Copy every one of the items below word for word, leaving out the picture lines.

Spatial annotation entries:
____________

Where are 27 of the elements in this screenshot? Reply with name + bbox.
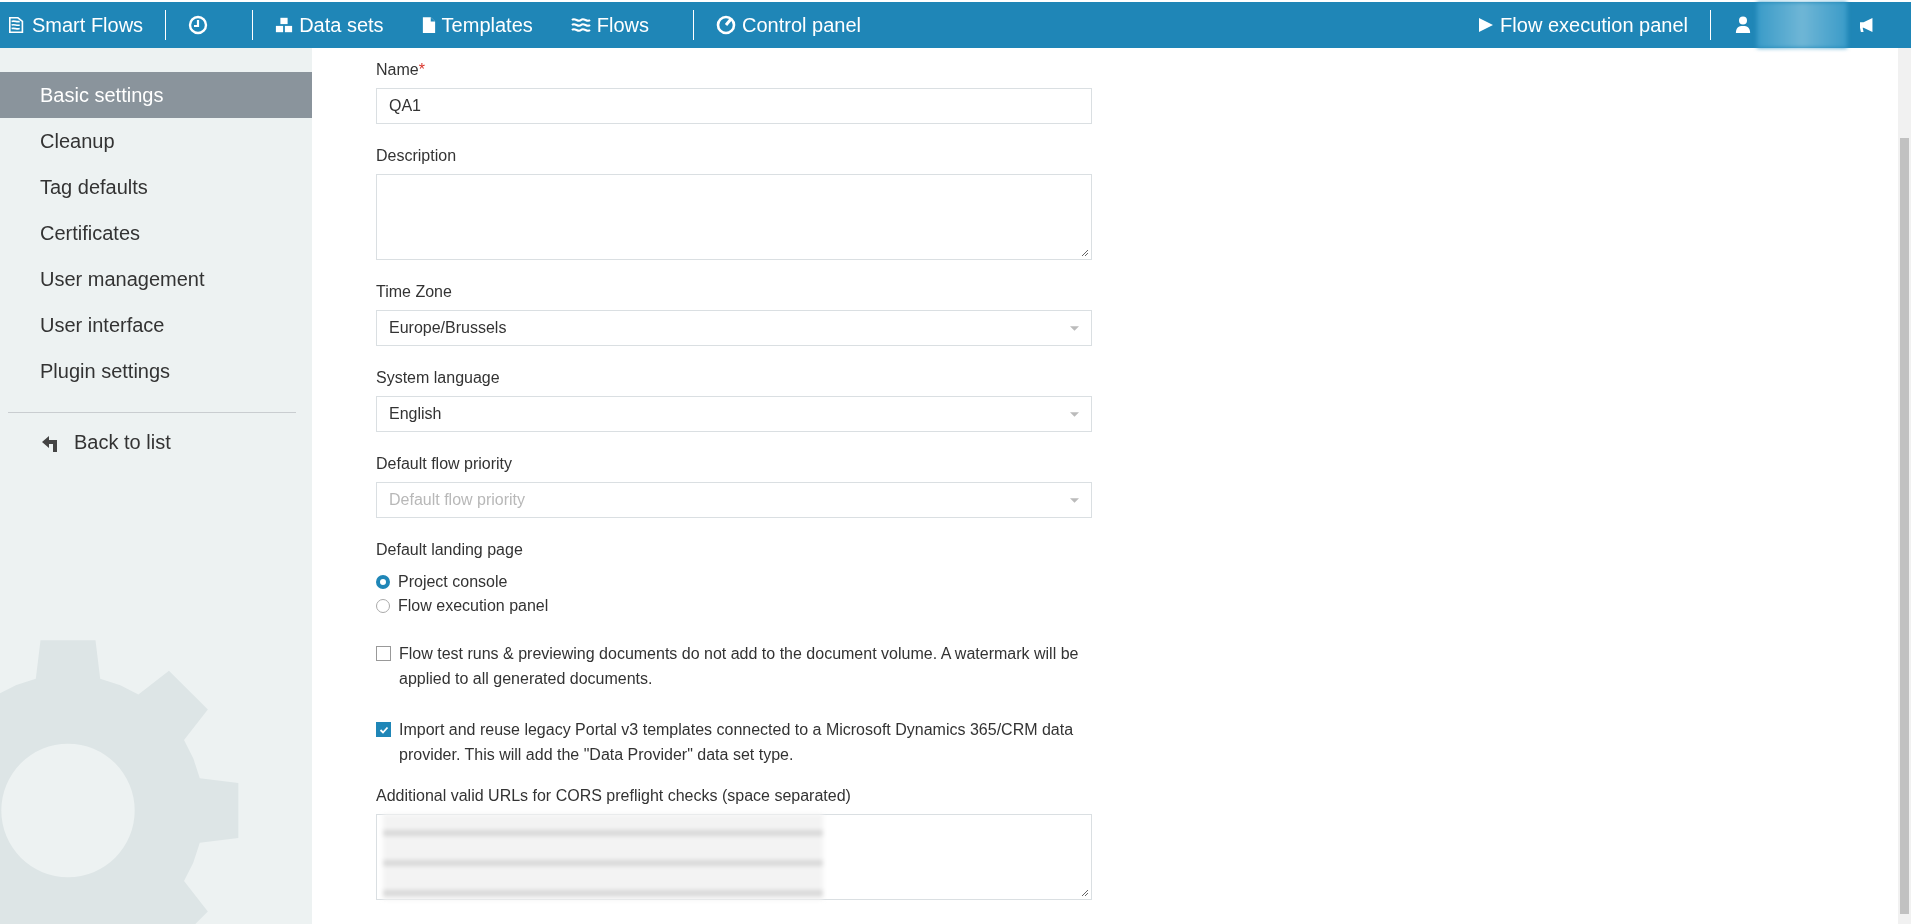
field-label: System language bbox=[376, 369, 501, 387]
sidebar-item[interactable]: User management bbox=[0, 256, 312, 302]
sidebar-item[interactable]: Cleanup bbox=[0, 118, 312, 164]
nav-link[interactable]: Templates bbox=[421, 13, 555, 37]
nav-link[interactable]: Data sets bbox=[275, 13, 406, 37]
field-label: Default landing page bbox=[376, 541, 524, 559]
back-link[interactable]: Back to list bbox=[0, 431, 312, 454]
field-label: Name* bbox=[376, 61, 426, 79]
select-field[interactable]: English bbox=[376, 396, 1092, 432]
field-label: Description bbox=[376, 147, 458, 165]
field-label: Default flow priority bbox=[376, 455, 514, 473]
sidebar-item[interactable]: User interface bbox=[0, 302, 312, 348]
sidebar-item[interactable]: Plugin settings bbox=[0, 348, 312, 394]
select-field[interactable]: Europe/Brussels bbox=[376, 310, 1092, 346]
sidebar-item[interactable]: Certificates bbox=[0, 210, 312, 256]
nav-link[interactable]: Flows bbox=[570, 13, 671, 37]
field-label: Time Zone bbox=[376, 283, 453, 301]
option-label: Project console bbox=[398, 573, 508, 591]
checkbox-label: Import and reuse legacy Portal v3 templates connected to a Microsoft Dynamics 365/CRM data provider. This will add the "Data Provider" data set type. bbox=[399, 720, 1075, 765]
name-field[interactable]: QA1 bbox=[376, 88, 1092, 124]
radio-option[interactable]: Project console bbox=[376, 573, 508, 591]
nav-link[interactable]: Flow execution panel bbox=[1478, 13, 1710, 37]
checkbox-label: Flow test runs & previewing documents do not add to the document volume. A watermark will be applied to all generated documents. bbox=[399, 644, 1080, 689]
field-label: Additional valid URLs for CORS preflight checks (space separated) bbox=[376, 787, 852, 805]
app-title[interactable]: Smart Flows bbox=[8, 13, 166, 37]
nav-link[interactable]: Control panel bbox=[716, 13, 883, 37]
sidebar-item[interactable]: Tag defaults bbox=[0, 164, 312, 210]
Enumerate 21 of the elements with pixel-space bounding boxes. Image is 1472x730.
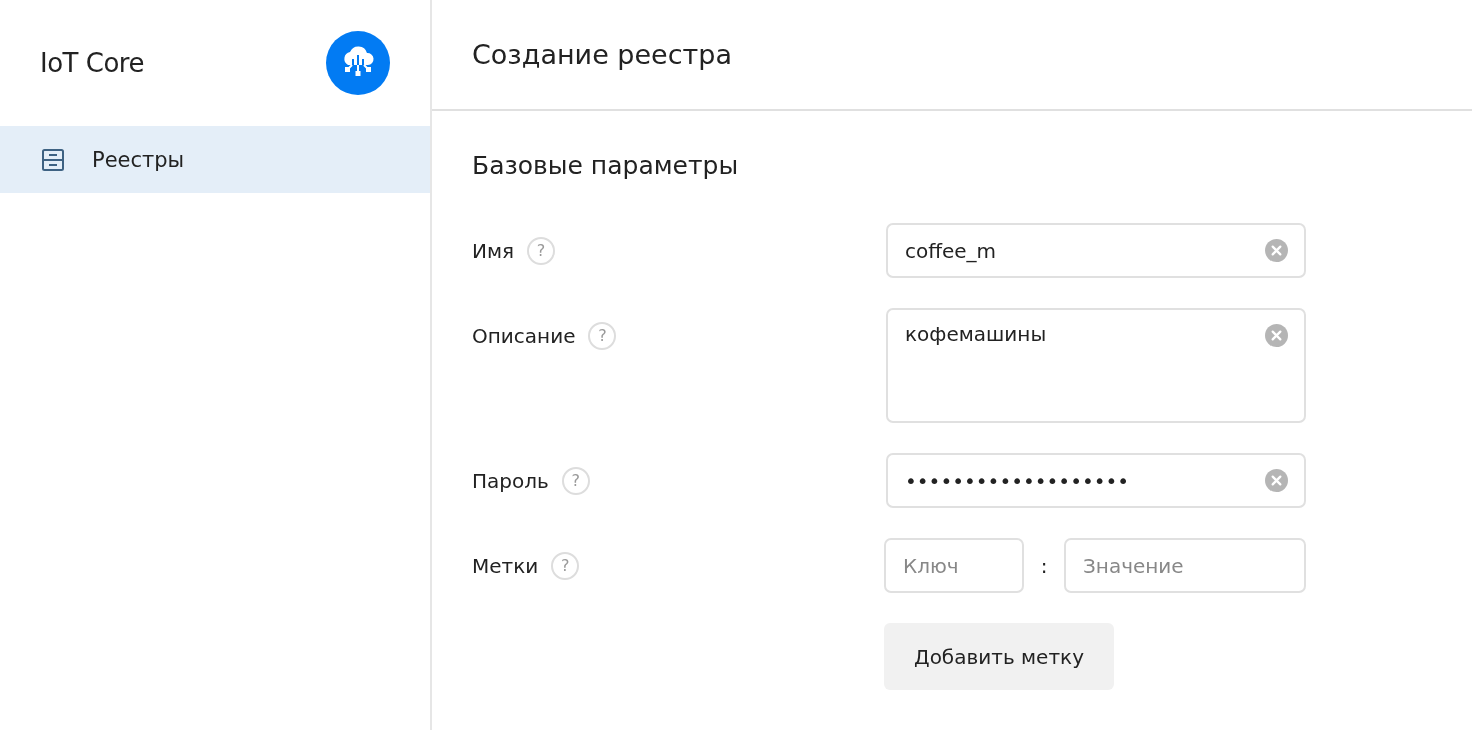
input-field[interactable]: кофемашины <box>886 308 1306 423</box>
sidebar-item[interactable]: Реестры <box>0 126 430 193</box>
page-title: Создание реестра <box>472 39 732 70</box>
clear-icon[interactable] <box>1265 324 1288 347</box>
input-field[interactable]: coffee_m <box>886 223 1306 278</box>
add-tag-button[interactable]: Добавить метку <box>884 623 1114 690</box>
clear-icon[interactable] <box>1265 239 1288 262</box>
section-title: Базовые параметры <box>472 151 740 180</box>
field-label: Метки <box>472 553 539 578</box>
key-field[interactable]: Ключ <box>884 538 1024 593</box>
drawer-icon <box>42 148 64 171</box>
clear-icon[interactable] <box>1265 469 1288 492</box>
sidebar-item-label: Реестры <box>92 147 185 172</box>
input-field[interactable]: ••••••••••••••••••• <box>886 453 1306 508</box>
field-label: Имя <box>472 238 515 263</box>
cloud-network-icon <box>326 31 390 95</box>
app-title: IoT Core <box>40 48 144 78</box>
field-label: Пароль <box>472 468 549 493</box>
separator-text: : <box>1039 553 1049 578</box>
field-label: Описание <box>472 323 576 348</box>
value-field[interactable]: Значение <box>1064 538 1306 593</box>
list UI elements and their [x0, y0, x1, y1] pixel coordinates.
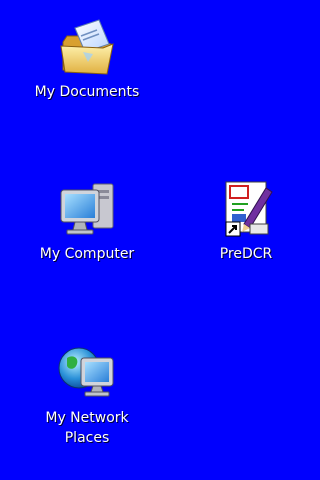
icon-label: My Network Places [45, 410, 129, 446]
network-places-icon [58, 347, 114, 397]
desktop-icon-my-documents[interactable]: My Documents [4, 14, 170, 102]
folder-documents-icon [60, 19, 114, 75]
predcr-shortcut-icon [225, 181, 273, 237]
desktop-icon-my-computer[interactable]: My Computer [12, 176, 162, 264]
desktop[interactable]: My Documents My Computer PreDCR My Netwo… [0, 0, 319, 480]
icon-label: PreDCR [219, 246, 273, 262]
icon-label: My Documents [34, 84, 140, 100]
desktop-icon-my-network-places[interactable]: My Network Places [20, 340, 154, 448]
icon-label: My Computer [39, 246, 135, 262]
computer-icon [60, 183, 114, 235]
desktop-icon-predcr[interactable]: PreDCR [196, 176, 296, 264]
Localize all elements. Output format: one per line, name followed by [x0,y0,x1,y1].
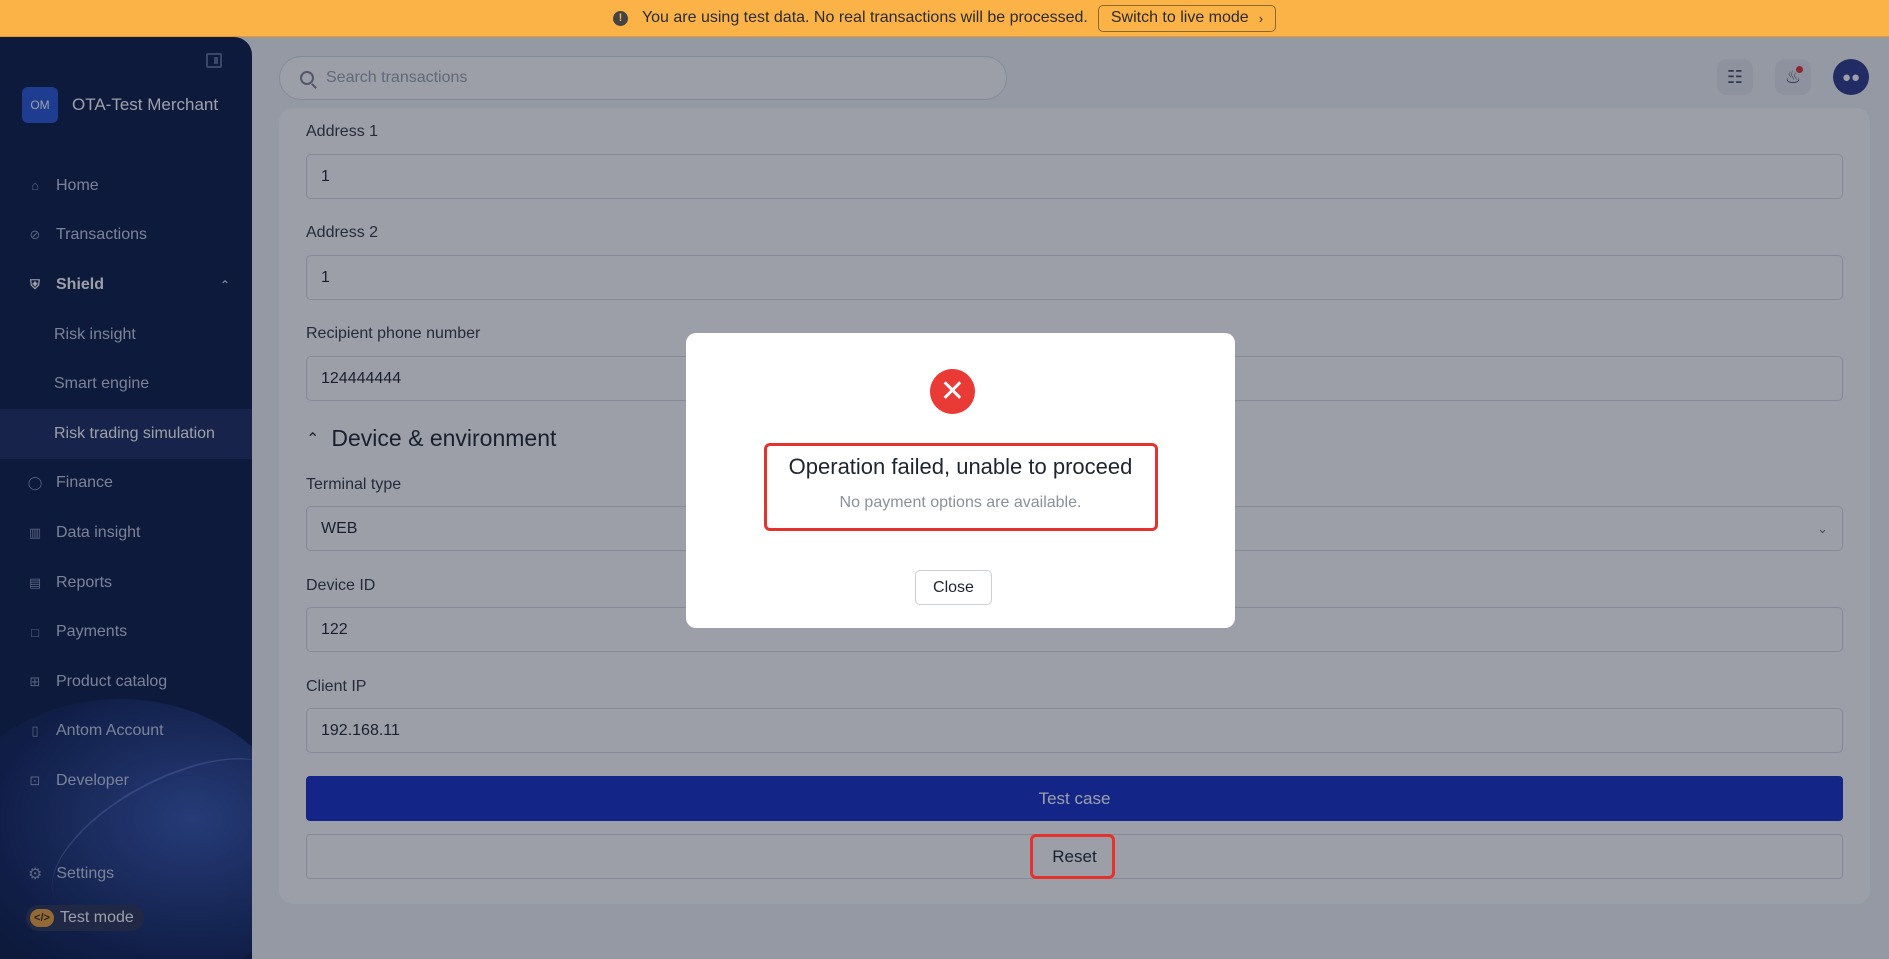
error-dialog: ✕ Operation failed, unable to proceed No… [686,333,1235,628]
banner-message: You are using test data. No real transac… [641,9,1088,26]
reset-highlight-box [1030,834,1115,879]
info-icon: ! [612,10,628,26]
dialog-title: Operation failed, unable to proceed [788,454,1133,479]
close-button[interactable]: Close [915,570,992,605]
switch-to-live-mode-label: Switch to live mode [1110,9,1249,26]
test-mode-banner: ! You are using test data. No real trans… [0,0,1889,37]
chevron-right-icon: › [1258,10,1264,26]
error-x-icon: ✕ [930,369,975,414]
dialog-description: No payment options are available. [839,494,1082,511]
switch-to-live-mode-button[interactable]: Switch to live mode › [1097,4,1277,32]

____________

- [Full answer]
Where are 27 of the elements in this screenshot? Reply with name + bbox.
field-label: System language bbox=[376, 369, 501, 387]
sidebar-item[interactable]: User management bbox=[0, 256, 312, 302]
sidebar-item[interactable]: Cleanup bbox=[0, 118, 312, 164]
nav-link[interactable]: Templates bbox=[421, 13, 555, 37]
nav-link[interactable]: Data sets bbox=[275, 13, 406, 37]
field-label: Default landing page bbox=[376, 541, 524, 559]
back-link[interactable]: Back to list bbox=[0, 431, 312, 454]
field-label: Name* bbox=[376, 61, 426, 79]
select-field[interactable]: English bbox=[376, 396, 1092, 432]
field-label: Description bbox=[376, 147, 458, 165]
field-label: Default flow priority bbox=[376, 455, 514, 473]
sidebar-item[interactable]: User interface bbox=[0, 302, 312, 348]
sidebar-item[interactable]: Plugin settings bbox=[0, 348, 312, 394]
select-field[interactable]: Europe/Brussels bbox=[376, 310, 1092, 346]
sidebar-item[interactable]: Certificates bbox=[0, 210, 312, 256]
nav-link[interactable]: Flows bbox=[570, 13, 671, 37]
field-label: Time Zone bbox=[376, 283, 453, 301]
option-label: Project console bbox=[398, 573, 508, 591]
checkbox-label: Import and reuse legacy Portal v3 templates connected to a Microsoft Dynamics 365/CRM data provider. This will add the "Data Provider" data set type. bbox=[399, 720, 1075, 765]
name-field[interactable]: QA1 bbox=[376, 88, 1092, 124]
radio-option[interactable]: Project console bbox=[376, 573, 508, 591]
nav-link[interactable]: Flow execution panel bbox=[1478, 13, 1710, 37]
checkbox-label: Flow test runs & previewing documents do not add to the document volume. A watermark will be applied to all generated documents. bbox=[399, 644, 1080, 689]
field-label: Additional valid URLs for CORS preflight checks (space separated) bbox=[376, 787, 852, 805]
app-title[interactable]: Smart Flows bbox=[8, 13, 166, 37]
nav-link[interactable]: Control panel bbox=[716, 13, 883, 37]
sidebar-item[interactable]: Tag defaults bbox=[0, 164, 312, 210]
Enumerate 21 of the elements with pixel-space bounding boxes. Image is 1472x730.
input-field[interactable]: кофемашины <box>886 308 1306 423</box>
sidebar-item[interactable]: Реестры <box>0 126 430 193</box>
page-title: Создание реестра <box>472 39 732 70</box>
clear-icon[interactable] <box>1265 324 1288 347</box>
input-field[interactable]: coffee_m <box>886 223 1306 278</box>
add-tag-button[interactable]: Добавить метку <box>884 623 1114 690</box>
clear-icon[interactable] <box>1265 239 1288 262</box>
section-title: Базовые параметры <box>472 151 740 180</box>
field-label: Метки <box>472 553 539 578</box>
key-field[interactable]: Ключ <box>884 538 1024 593</box>
drawer-icon <box>42 148 64 171</box>
clear-icon[interactable] <box>1265 469 1288 492</box>
sidebar-item-label: Реестры <box>92 147 185 172</box>
input-field[interactable]: ••••••••••••••••••• <box>886 453 1306 508</box>
field-label: Имя <box>472 238 515 263</box>
cloud-network-icon <box>326 31 390 95</box>
app-title: IoT Core <box>40 48 144 78</box>
field-label: Пароль <box>472 468 549 493</box>
separator-text: : <box>1039 553 1049 578</box>
field-label: Описание <box>472 323 576 348</box>
value-field[interactable]: Значение <box>1064 538 1306 593</box>
list UI elements and their [x0, y0, x1, y1] pixel coordinates.
icon-label: My Network Places [45, 410, 129, 446]
network-places-icon [58, 347, 114, 397]
desktop-icon-my-documents[interactable]: My Documents [4, 14, 170, 102]
folder-documents-icon [60, 19, 114, 75]
predcr-shortcut-icon [225, 181, 273, 237]
desktop-icon-my-computer[interactable]: My Computer [12, 176, 162, 264]
desktop[interactable]: My Documents My Computer PreDCR My Netwo… [0, 0, 319, 480]
icon-label: PreDCR [219, 246, 273, 262]
icon-label: My Documents [34, 84, 140, 100]
desktop-icon-my-network-places[interactable]: My Network Places [20, 340, 154, 448]
icon-label: My Computer [39, 246, 135, 262]
computer-icon [60, 183, 114, 235]
desktop-icon-predcr[interactable]: PreDCR [196, 176, 296, 264]
Localize all elements. Output format: one per line, name followed by [x0,y0,x1,y1].
error-dialog: ✕ Operation failed, unable to proceed No… [686,333,1235,628]
banner-message: You are using test data. No real transac… [641,9,1088,26]
reset-highlight-box [1030,834,1115,879]
info-icon: ! [612,10,628,26]
dialog-title: Operation failed, unable to proceed [788,454,1133,479]
close-button[interactable]: Close [915,570,992,605]
switch-to-live-mode-label: Switch to live mode [1110,9,1249,26]
test-mode-banner: ! You are using test data. No real trans… [0,0,1889,37]
chevron-right-icon: › [1258,10,1264,26]
error-x-icon: ✕ [930,369,975,414]
dialog-description: No payment options are available. [839,494,1082,511]
switch-to-live-mode-button[interactable]: Switch to live mode › [1097,4,1277,32]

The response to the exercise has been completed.